**Data section**
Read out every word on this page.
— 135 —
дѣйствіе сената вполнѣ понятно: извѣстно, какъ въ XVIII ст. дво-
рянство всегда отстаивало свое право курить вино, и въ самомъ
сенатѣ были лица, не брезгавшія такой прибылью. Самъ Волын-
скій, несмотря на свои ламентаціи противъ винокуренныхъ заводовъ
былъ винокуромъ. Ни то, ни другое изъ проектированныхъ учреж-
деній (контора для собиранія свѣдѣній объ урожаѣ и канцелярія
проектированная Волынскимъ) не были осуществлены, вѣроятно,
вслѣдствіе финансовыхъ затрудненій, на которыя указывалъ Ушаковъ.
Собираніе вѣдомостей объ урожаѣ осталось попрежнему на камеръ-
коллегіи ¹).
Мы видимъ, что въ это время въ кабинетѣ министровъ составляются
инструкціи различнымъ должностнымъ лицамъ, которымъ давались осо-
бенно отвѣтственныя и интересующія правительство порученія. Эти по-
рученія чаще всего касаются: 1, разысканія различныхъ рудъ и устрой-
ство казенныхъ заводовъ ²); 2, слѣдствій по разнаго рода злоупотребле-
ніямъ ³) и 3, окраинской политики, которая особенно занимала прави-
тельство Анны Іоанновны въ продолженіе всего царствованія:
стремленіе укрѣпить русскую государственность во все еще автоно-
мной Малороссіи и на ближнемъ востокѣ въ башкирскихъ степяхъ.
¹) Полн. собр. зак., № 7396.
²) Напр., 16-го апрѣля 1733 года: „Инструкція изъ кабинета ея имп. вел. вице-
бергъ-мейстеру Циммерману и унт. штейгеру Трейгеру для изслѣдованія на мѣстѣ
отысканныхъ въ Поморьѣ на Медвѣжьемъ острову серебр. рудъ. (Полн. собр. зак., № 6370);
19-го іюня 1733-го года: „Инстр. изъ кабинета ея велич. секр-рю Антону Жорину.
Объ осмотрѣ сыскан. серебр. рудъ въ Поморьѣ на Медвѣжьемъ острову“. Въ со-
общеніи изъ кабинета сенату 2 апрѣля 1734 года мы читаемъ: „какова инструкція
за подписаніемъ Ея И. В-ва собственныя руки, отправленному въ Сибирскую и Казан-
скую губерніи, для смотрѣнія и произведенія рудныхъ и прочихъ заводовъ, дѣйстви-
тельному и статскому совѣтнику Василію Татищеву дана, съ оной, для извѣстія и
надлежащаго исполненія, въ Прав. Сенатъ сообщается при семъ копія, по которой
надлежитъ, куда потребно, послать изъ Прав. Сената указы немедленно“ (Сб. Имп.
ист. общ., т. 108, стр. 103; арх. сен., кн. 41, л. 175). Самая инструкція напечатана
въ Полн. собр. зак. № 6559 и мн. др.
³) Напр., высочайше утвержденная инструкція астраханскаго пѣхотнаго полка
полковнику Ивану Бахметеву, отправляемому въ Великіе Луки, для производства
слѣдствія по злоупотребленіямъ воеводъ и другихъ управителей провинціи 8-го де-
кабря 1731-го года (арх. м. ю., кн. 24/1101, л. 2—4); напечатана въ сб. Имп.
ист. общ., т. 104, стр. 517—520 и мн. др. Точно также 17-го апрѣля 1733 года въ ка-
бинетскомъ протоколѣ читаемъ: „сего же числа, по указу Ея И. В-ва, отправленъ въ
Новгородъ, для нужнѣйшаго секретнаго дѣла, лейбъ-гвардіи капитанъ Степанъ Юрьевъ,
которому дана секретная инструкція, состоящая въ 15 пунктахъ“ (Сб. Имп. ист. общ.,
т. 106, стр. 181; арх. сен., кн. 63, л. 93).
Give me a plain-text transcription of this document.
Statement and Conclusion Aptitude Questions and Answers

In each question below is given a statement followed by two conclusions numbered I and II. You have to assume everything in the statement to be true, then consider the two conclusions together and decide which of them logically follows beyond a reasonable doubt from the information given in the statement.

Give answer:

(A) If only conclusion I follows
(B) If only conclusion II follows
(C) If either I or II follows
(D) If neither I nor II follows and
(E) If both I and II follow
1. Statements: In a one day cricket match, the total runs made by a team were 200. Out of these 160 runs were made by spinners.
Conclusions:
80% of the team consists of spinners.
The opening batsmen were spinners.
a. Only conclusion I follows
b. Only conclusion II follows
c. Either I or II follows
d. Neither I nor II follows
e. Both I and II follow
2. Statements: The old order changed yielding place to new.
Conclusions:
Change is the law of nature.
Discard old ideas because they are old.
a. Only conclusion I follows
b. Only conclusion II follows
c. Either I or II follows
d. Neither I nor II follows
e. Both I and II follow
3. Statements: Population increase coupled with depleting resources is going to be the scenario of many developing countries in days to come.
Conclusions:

**Exercise instructions**
Take every line from the data that contains the word "team".

**Task solution**
1. Statements: In a one day cricket match, the total runs made by a team were 200. Out of these 160 runs were made by spinners.
80% of the team consists of spinners.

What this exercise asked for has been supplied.